What you should do:
Find the string "Velocity" in the entries and copy each line that has it.

[Figure record extracts]
---
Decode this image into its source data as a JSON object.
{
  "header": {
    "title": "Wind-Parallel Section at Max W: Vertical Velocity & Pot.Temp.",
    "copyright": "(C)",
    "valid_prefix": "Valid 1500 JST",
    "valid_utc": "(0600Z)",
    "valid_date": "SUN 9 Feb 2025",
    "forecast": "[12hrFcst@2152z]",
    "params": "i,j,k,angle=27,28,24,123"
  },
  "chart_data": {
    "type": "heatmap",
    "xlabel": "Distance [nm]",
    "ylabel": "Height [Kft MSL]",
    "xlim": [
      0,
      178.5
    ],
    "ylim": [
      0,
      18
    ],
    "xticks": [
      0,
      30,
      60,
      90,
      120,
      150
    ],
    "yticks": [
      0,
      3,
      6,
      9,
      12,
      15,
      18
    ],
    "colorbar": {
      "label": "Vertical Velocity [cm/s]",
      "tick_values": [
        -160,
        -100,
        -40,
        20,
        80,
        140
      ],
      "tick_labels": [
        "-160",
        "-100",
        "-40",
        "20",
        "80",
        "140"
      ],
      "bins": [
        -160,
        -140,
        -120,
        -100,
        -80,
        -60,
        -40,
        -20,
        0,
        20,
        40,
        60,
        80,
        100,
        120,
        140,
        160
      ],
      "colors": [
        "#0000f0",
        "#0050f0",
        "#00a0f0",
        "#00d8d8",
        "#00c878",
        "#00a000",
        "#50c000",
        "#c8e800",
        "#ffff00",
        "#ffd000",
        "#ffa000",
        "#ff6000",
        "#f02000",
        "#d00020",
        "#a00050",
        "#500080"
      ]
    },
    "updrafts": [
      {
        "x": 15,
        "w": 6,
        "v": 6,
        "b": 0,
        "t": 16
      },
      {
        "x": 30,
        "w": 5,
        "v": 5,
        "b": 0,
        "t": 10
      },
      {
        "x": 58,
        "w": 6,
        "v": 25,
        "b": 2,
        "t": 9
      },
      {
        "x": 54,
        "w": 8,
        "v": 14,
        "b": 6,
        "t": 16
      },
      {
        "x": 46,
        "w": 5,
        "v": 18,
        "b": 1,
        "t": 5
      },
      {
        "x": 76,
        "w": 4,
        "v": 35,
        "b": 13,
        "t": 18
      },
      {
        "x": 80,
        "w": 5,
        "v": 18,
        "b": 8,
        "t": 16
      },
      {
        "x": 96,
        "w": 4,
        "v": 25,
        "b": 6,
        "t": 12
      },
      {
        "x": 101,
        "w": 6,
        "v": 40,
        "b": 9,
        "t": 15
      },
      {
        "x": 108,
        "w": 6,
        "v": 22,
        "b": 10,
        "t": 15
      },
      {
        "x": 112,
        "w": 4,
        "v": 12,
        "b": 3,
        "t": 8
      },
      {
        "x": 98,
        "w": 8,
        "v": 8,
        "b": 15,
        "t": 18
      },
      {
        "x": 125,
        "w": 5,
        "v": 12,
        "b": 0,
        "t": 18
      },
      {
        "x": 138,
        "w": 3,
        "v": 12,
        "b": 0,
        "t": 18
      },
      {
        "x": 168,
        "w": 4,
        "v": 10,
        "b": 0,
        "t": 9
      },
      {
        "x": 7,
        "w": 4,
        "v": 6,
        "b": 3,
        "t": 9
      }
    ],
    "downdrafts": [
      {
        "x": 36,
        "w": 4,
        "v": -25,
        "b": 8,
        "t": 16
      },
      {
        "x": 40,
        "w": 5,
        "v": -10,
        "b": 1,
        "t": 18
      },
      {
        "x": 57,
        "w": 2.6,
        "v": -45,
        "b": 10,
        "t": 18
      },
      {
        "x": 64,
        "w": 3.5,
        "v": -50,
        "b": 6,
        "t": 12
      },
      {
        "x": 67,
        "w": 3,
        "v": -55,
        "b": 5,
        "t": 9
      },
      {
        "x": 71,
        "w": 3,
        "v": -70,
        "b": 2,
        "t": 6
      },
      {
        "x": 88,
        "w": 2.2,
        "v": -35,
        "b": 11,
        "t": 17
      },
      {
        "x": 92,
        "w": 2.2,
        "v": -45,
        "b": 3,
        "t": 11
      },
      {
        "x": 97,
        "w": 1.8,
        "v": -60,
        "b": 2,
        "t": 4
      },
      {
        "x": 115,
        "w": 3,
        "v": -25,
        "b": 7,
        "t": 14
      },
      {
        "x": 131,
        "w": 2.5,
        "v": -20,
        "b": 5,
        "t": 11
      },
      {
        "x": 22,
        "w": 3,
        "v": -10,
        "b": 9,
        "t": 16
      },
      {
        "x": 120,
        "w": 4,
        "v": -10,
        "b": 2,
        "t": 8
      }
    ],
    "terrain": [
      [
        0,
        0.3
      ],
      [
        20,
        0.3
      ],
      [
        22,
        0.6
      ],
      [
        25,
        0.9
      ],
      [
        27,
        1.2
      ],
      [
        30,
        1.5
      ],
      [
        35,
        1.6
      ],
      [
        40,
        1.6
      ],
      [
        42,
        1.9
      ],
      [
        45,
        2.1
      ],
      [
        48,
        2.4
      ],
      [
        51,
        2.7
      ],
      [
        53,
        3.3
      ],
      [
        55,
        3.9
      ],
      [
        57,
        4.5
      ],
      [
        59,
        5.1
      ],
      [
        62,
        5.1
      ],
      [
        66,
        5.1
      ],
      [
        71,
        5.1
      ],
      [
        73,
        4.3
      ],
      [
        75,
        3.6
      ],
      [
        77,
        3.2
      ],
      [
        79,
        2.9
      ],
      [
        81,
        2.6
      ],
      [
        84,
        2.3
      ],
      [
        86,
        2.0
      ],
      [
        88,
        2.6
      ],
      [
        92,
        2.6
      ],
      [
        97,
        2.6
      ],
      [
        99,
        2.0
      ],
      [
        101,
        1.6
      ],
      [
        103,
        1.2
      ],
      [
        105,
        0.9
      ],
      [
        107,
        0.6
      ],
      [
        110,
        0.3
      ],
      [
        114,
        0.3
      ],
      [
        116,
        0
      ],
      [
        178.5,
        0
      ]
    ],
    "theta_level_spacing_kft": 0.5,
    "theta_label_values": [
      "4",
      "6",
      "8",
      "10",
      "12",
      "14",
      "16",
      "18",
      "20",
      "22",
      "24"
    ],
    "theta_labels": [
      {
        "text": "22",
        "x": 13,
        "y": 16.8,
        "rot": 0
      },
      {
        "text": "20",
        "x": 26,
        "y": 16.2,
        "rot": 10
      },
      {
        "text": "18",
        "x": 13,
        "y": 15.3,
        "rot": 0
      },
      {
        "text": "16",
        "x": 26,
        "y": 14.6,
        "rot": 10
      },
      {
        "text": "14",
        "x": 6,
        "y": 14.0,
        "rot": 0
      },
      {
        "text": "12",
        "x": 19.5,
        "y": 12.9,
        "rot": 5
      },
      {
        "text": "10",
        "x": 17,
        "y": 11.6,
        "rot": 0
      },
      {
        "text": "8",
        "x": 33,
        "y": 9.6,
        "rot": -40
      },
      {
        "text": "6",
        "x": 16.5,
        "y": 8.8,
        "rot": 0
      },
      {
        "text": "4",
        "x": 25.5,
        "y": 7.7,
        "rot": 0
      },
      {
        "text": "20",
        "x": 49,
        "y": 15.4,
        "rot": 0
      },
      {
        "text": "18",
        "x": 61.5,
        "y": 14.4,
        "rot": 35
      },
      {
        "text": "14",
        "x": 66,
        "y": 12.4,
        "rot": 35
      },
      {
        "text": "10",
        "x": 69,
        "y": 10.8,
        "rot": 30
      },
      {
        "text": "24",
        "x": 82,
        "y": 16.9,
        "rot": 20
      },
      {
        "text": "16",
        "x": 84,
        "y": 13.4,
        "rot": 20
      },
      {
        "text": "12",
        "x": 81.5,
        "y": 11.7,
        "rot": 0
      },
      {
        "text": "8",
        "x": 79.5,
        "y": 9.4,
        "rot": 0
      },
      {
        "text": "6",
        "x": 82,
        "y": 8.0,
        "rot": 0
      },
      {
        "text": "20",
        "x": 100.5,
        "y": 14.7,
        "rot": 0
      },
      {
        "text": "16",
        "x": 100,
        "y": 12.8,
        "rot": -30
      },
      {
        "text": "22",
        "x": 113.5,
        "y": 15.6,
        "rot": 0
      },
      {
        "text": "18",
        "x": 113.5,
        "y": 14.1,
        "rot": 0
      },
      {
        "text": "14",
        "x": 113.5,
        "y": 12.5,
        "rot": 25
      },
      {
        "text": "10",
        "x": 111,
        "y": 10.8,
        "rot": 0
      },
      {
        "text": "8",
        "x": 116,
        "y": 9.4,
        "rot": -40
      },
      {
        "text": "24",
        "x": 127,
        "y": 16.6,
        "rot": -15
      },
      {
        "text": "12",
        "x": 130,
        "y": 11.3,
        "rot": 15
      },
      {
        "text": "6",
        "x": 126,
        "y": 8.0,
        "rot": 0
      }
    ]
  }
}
---
Full response:
    "title": "Wind-Parallel Section at Max W: Vertical Velocity & Pot.Temp.",
      "label": "Vertical Velocity [cm/s]",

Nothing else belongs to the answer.